===== Verilen Metin =====

“BİZİM YUNUS” BUÜ’DE KONUŞULDU

 

Bursa Uludağ Üniversitesi (BUÜ) İlahiyat Fakültesi ile Edebiyat Topluluğu, düzenledikleri panelde çağları aşan ozan Yunus Emre’yi ve onun Türkçe aşkını ele aldı.

T.C. Cumhurbaşkanlığı ve UNESCO, vefatının 700. yılı münasebetiyle 2021’in Yunus Emre Yılı ilan edildiğini açıklamıştı. Bursa Uludağ Üniversitesi Senatosu, önceki aylarda gerçekleştirdiği bir toplantıda konuyla ilgili geniş katılımlı bir program organize edilmesini kararlaştırdı. BUÜ İlahiyat Fakültesi, bu kapsamda Edebiyat Topluluğu ile birlikte Bizim Yunus ve Türkçe Paneli hazırladı. Prof. Dr. Mete Cengiz Kültür Merkezi’nde gerçekleştirilen programı Rektör Prof. Dr. Ahmet Saim Kılavuz, Fen-Edebiyat Fakültesi Dekanı Prof. Dr. Cafer Çiftçi, akademisyenler ve çok sayıda öğrenci takip etti. Panelde BUÜ İlahiyat Fakültesi Dekanı Prof. Dr. Bilal Kemikli, Güzel Sanatlar Fakültesi Dekanı Prof. Dr. Hatice Şahin, Prof. Dr. Mustafa Kara ve Prof. Dr. Enver Uysal konuşmacı olarak yer aldı.

=====

İstenen Çalışmalar |
[a] Yunus Emre paneli haberine göre aşağıdaki soruları yanıtlayın.
(i) 2021 yılı hangi münasebetle Yunus Emre Yılı ilan edilmişti?
(ii) Panel hangi mekânda gerçekleştirildi?
(iii) Panelde konuşmacı olarak yer alan Güzel Sanatlar Fakültesi Dekanı kimdir?
[b] Yunus Emre paneli haberinde "Bursa Uludağ Üniversitesi (BUÜ)" sözlerinden "aşkını ele aldı." sözlerine kadar uzanan bölümü, "ozan" yerine "şair" koyarak yeniden yazın.

===== Verilen Satırlar =====

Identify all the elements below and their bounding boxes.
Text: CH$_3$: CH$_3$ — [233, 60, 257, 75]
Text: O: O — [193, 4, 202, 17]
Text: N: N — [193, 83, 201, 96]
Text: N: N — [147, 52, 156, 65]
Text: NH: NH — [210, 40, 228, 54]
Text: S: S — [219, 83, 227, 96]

=====
===== Verilen Satırlar =====

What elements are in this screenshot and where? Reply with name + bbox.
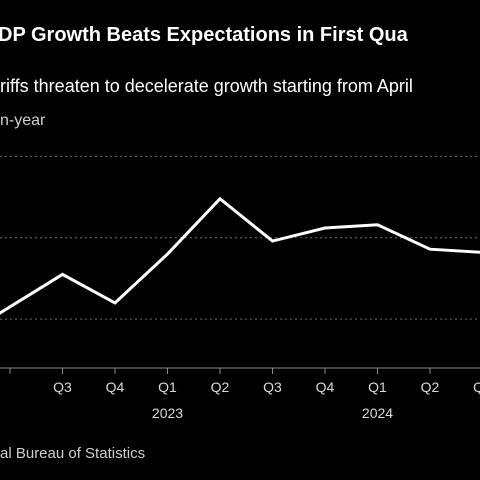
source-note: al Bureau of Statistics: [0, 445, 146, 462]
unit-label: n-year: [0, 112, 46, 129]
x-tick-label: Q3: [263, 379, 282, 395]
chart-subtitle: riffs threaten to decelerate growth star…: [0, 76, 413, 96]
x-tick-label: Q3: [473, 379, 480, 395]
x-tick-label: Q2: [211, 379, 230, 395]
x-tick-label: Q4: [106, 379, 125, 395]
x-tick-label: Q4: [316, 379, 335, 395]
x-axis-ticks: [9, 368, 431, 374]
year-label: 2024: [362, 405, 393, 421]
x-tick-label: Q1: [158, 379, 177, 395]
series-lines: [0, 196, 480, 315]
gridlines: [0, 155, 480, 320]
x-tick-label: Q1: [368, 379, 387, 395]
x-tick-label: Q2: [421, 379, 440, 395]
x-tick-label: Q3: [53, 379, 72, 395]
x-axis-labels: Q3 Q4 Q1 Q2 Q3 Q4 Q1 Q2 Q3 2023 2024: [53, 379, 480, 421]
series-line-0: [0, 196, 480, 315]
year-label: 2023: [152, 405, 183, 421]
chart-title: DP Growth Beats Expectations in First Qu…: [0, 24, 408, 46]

=====

Alıştırma Çözümleri |
[a]
(i) Yunus Emre'nin vefatının 700. yılı münasebetiyle.
(ii) Prof. Dr. Mete Cengiz Kültür Merkezi'nde.
(iii) Prof. Dr. Hatice Şahin.

[b]
Bursa Uludağ Üniversitesi (BUÜ) İlahiyat Fakültesi ile Edebiyat Topluluğu, düzenledikleri panelde çağları aşan şair Yunus Emre’yi ve onun Türkçe aşkını ele aldı.